- _Instructions to follow_
Keep only the lines of the listing that include the word "name", and copy them.

- _Supplied records_

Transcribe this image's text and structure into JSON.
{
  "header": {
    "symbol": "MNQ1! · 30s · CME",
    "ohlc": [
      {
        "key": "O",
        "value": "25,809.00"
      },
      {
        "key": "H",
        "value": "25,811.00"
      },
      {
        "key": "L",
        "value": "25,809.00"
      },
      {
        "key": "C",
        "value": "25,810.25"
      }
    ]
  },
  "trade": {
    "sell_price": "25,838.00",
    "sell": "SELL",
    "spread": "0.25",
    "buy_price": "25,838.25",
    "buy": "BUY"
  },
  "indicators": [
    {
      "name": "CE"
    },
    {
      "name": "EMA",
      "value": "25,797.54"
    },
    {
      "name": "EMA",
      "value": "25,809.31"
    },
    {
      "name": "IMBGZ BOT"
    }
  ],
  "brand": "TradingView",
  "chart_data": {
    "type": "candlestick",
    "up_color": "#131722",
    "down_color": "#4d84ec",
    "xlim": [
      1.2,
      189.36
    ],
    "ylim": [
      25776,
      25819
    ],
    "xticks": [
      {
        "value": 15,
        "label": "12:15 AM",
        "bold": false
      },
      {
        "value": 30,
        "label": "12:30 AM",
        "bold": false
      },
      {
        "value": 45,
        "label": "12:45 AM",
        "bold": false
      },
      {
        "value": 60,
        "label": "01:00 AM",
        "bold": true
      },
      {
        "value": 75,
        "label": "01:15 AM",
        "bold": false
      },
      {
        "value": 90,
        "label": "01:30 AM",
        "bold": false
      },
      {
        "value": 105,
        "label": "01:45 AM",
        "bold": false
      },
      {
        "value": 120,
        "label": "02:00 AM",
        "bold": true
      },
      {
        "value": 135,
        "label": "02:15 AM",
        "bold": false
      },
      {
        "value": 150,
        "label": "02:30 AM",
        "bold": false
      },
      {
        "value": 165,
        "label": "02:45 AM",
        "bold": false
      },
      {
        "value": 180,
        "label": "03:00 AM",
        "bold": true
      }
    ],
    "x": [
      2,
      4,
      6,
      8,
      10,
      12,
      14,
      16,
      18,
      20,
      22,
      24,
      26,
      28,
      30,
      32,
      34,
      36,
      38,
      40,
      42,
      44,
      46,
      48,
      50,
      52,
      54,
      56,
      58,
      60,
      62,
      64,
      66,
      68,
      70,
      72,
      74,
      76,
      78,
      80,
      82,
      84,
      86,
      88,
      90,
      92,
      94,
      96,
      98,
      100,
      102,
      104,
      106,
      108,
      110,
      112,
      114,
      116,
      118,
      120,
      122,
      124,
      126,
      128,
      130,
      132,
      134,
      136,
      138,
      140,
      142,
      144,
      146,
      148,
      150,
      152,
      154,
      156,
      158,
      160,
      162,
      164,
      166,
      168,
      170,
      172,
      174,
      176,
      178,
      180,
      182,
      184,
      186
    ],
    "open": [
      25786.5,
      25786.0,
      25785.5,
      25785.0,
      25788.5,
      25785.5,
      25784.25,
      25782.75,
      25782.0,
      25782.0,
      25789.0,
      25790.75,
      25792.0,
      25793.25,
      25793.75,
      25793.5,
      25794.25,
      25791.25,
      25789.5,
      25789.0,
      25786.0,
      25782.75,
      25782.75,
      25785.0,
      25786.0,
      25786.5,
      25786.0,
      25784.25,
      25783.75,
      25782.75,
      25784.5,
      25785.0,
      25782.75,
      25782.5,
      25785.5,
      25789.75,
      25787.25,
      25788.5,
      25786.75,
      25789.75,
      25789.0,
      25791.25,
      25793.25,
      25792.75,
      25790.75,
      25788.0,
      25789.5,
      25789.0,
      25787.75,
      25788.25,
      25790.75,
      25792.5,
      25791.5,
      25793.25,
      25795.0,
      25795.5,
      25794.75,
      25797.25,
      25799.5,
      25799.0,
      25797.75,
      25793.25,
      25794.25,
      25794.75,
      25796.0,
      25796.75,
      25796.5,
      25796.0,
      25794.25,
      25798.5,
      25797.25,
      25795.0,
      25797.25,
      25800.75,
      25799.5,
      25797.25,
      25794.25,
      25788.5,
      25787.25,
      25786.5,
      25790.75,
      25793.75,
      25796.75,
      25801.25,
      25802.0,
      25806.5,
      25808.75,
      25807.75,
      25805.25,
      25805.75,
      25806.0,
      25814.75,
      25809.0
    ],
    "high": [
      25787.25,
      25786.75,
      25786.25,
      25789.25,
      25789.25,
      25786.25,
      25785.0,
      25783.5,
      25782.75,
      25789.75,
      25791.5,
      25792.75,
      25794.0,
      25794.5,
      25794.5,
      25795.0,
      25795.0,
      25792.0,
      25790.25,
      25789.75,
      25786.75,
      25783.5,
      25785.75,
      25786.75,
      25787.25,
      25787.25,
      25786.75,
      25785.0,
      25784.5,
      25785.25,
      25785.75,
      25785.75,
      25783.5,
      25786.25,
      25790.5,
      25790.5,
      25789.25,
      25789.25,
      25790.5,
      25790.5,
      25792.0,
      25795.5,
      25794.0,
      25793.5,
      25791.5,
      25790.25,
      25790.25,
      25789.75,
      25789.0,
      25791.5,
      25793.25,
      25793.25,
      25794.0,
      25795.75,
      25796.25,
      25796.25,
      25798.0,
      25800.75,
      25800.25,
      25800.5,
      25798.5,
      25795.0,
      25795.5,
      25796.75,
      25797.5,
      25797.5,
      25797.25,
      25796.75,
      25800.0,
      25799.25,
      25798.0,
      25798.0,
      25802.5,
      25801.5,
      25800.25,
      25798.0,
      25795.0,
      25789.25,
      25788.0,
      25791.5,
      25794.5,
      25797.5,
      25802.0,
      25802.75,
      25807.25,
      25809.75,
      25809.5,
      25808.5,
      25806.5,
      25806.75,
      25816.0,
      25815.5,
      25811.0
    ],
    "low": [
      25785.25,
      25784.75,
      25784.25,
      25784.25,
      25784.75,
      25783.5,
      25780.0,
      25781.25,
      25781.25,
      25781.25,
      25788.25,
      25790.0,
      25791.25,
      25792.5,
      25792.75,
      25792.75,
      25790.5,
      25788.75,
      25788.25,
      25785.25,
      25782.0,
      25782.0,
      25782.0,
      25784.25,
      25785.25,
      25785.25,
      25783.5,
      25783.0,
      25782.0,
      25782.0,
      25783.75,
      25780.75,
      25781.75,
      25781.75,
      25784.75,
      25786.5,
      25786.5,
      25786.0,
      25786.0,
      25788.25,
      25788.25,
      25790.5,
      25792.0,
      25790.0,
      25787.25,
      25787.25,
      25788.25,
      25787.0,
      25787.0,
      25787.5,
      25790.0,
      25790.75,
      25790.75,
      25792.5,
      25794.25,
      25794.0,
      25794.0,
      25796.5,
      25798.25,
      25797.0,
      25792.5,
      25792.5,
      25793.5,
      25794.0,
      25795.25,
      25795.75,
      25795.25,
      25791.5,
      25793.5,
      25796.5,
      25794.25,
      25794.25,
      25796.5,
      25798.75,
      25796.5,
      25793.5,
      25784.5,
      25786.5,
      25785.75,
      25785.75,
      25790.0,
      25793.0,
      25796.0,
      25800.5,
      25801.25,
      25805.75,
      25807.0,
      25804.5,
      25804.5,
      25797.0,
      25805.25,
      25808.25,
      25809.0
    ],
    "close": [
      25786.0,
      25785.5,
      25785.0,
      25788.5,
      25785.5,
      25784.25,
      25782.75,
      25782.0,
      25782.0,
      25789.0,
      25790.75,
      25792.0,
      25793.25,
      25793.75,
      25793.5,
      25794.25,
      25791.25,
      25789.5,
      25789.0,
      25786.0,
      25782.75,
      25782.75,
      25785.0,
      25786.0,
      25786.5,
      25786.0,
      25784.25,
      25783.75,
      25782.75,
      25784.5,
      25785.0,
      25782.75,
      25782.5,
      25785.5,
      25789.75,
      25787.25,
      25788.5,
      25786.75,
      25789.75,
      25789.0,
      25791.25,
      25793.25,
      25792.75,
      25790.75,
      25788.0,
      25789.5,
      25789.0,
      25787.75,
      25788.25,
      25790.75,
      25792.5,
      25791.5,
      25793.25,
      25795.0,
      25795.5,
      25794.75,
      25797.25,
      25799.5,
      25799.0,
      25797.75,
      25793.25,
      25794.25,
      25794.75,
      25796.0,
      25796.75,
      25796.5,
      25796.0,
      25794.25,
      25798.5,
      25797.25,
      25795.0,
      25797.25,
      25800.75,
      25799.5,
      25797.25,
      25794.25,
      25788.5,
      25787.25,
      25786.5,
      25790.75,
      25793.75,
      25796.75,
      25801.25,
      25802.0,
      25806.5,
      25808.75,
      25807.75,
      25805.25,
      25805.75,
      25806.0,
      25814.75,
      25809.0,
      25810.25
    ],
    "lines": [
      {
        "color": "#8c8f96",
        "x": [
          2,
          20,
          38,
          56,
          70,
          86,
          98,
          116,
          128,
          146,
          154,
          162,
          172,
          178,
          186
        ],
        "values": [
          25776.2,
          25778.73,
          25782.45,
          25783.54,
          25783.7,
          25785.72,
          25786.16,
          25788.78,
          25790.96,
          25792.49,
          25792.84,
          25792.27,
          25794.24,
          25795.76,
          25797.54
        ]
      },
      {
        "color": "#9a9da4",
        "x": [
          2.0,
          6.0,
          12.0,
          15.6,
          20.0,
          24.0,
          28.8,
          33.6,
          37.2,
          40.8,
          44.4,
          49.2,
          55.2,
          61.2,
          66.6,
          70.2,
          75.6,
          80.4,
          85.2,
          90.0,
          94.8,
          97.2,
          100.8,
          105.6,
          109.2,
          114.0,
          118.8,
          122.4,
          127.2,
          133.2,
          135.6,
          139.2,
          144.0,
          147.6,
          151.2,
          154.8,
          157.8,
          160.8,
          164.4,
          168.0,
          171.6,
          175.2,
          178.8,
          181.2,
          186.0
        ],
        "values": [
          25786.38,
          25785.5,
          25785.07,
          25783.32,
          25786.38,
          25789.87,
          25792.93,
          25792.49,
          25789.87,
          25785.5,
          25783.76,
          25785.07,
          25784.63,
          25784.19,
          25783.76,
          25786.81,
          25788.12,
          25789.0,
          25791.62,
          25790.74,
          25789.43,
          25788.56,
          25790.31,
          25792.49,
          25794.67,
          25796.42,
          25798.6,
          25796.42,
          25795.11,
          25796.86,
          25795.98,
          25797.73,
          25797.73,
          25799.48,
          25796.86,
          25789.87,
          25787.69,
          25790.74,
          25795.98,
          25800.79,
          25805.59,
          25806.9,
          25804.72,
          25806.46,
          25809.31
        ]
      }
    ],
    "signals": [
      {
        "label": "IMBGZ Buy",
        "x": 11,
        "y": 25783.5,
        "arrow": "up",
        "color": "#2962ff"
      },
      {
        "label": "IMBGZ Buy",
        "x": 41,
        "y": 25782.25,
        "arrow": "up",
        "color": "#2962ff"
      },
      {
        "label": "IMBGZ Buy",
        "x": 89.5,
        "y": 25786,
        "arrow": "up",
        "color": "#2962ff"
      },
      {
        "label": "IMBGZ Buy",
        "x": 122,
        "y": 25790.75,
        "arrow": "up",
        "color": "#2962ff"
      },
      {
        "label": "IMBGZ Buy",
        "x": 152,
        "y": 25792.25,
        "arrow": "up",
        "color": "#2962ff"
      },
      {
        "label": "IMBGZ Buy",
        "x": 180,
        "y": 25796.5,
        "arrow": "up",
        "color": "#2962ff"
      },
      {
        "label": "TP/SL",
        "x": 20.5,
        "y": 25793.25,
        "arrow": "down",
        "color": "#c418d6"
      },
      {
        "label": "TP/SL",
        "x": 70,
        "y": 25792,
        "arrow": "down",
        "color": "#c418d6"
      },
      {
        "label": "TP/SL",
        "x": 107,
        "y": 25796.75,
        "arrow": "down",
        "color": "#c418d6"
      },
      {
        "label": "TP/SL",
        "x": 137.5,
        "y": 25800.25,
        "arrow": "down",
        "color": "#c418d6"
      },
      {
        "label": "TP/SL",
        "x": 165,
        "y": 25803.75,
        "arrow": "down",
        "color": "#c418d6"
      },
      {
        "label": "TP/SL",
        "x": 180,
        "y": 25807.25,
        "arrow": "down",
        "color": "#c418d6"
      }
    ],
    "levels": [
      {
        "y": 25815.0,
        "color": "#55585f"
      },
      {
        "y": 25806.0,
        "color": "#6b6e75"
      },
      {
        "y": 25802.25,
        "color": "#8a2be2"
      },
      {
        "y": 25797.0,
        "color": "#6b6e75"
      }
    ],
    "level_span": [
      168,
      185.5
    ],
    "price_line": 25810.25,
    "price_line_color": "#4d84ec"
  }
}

- _Output for this task_
      "name": "CE"
      "name": "EMA",
      "name": "EMA",
      "name": "IMBGZ BOT"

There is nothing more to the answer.